* Begin Given records *

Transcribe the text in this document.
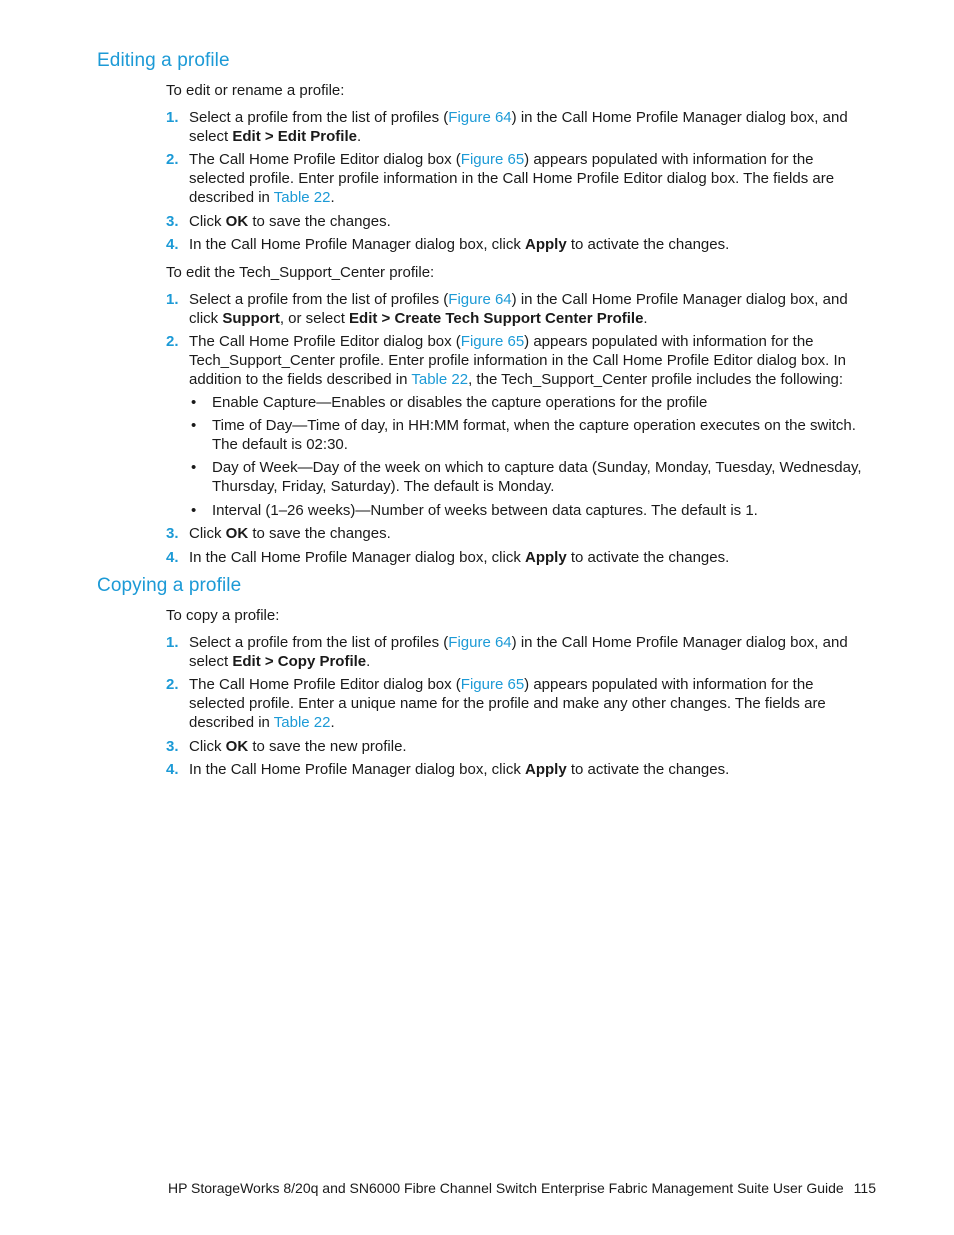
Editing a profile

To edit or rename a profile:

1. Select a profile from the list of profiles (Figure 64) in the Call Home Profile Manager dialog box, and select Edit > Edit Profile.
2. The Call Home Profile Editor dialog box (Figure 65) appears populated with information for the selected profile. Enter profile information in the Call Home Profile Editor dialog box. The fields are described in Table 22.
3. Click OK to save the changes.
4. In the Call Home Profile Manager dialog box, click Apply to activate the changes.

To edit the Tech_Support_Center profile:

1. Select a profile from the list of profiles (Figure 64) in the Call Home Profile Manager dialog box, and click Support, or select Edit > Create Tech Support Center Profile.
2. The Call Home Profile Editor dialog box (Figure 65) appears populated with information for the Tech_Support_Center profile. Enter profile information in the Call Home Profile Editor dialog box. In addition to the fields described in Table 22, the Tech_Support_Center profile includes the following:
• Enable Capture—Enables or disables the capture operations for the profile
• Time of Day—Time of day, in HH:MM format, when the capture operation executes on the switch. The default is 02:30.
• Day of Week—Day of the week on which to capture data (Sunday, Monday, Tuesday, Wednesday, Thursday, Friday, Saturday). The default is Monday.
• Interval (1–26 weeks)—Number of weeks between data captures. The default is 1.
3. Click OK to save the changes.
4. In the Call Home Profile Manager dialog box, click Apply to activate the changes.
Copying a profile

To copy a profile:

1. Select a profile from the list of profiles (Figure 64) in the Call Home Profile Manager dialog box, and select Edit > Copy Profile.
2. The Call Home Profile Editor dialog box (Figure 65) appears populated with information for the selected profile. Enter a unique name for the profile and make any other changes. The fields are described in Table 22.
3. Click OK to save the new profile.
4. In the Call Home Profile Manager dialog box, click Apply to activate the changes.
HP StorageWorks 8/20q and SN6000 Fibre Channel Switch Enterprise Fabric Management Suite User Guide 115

* End Given records *
* Begin Given records *

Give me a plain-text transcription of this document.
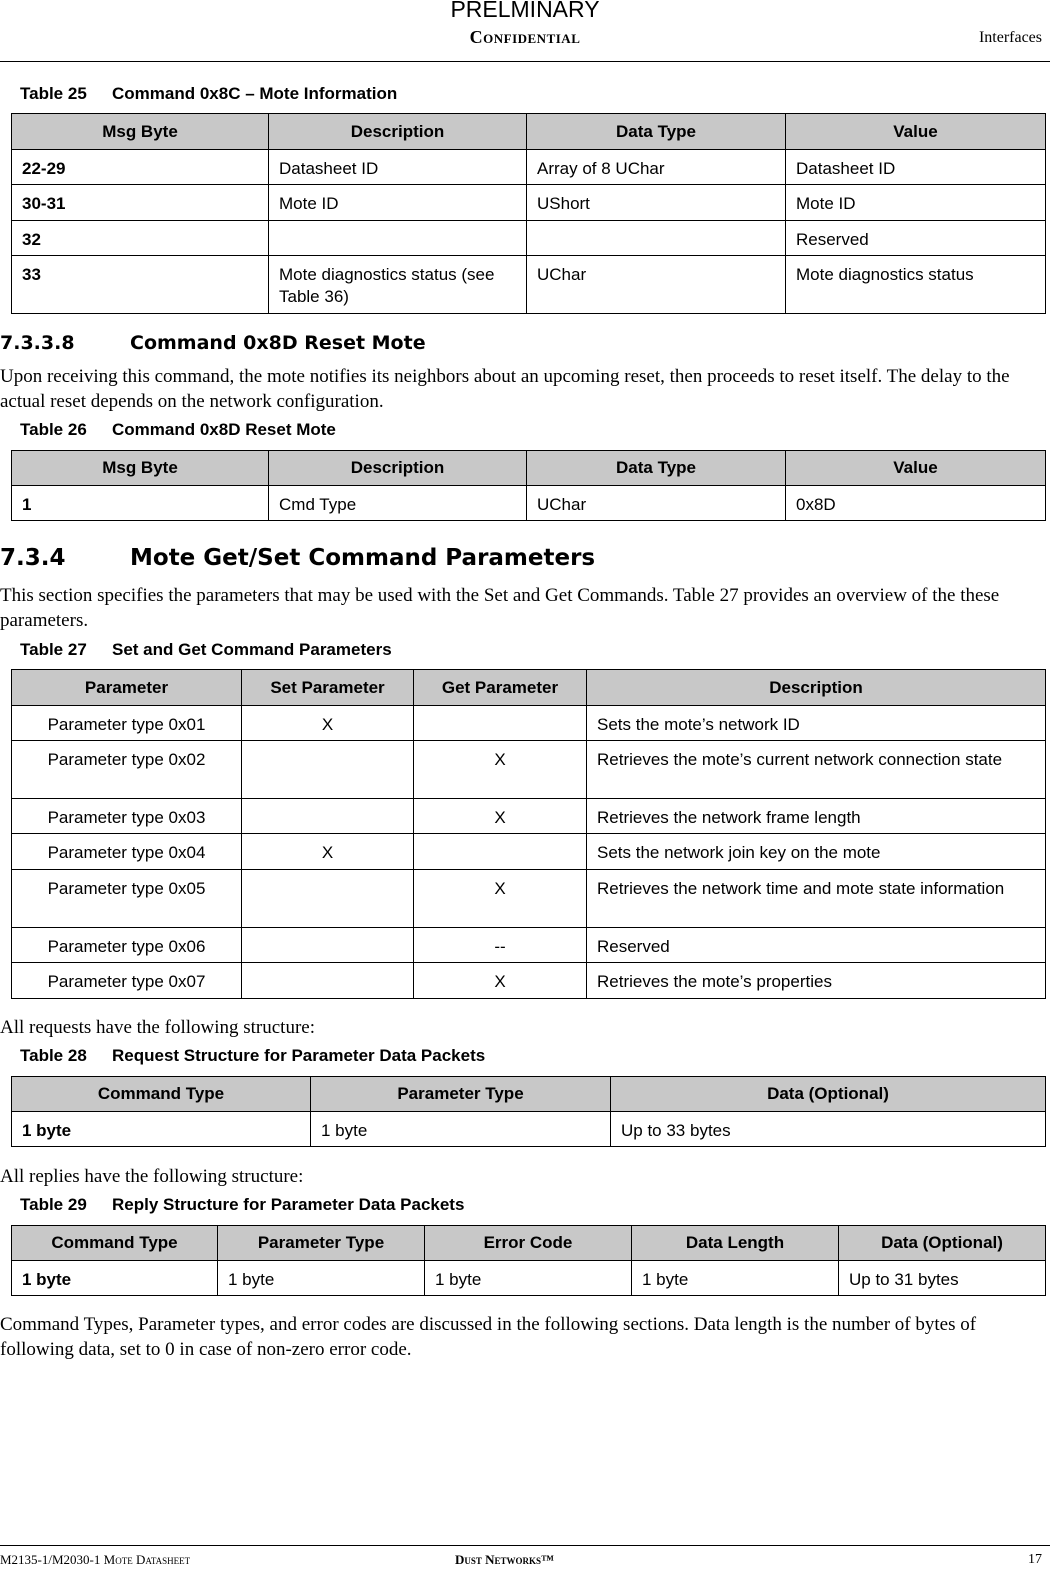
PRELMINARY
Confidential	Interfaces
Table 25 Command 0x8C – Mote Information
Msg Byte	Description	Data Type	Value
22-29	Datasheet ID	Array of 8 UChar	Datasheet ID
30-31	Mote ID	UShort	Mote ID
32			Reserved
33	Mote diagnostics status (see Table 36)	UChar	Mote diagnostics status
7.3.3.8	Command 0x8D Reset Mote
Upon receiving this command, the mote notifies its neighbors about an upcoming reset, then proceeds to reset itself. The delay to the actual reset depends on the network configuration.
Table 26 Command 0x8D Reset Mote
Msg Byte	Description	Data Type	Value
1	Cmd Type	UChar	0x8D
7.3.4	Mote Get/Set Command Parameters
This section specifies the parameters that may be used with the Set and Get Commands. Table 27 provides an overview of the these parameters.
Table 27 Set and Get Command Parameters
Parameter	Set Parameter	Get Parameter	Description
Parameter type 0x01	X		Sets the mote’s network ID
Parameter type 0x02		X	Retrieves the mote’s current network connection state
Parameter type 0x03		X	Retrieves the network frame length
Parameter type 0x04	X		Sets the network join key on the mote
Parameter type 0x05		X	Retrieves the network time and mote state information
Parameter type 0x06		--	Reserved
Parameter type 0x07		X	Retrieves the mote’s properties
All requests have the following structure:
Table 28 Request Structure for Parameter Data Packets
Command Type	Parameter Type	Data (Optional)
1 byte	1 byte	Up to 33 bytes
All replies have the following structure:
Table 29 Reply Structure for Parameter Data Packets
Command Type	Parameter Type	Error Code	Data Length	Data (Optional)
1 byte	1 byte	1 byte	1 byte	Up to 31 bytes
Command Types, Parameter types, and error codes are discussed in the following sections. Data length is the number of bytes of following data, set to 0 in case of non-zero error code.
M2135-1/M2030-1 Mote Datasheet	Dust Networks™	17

* End Given records *

Your task is to collect every line above that contains the word "Reserved".

**In response:**
32			Reserved
Parameter type 0x06		--	Reserved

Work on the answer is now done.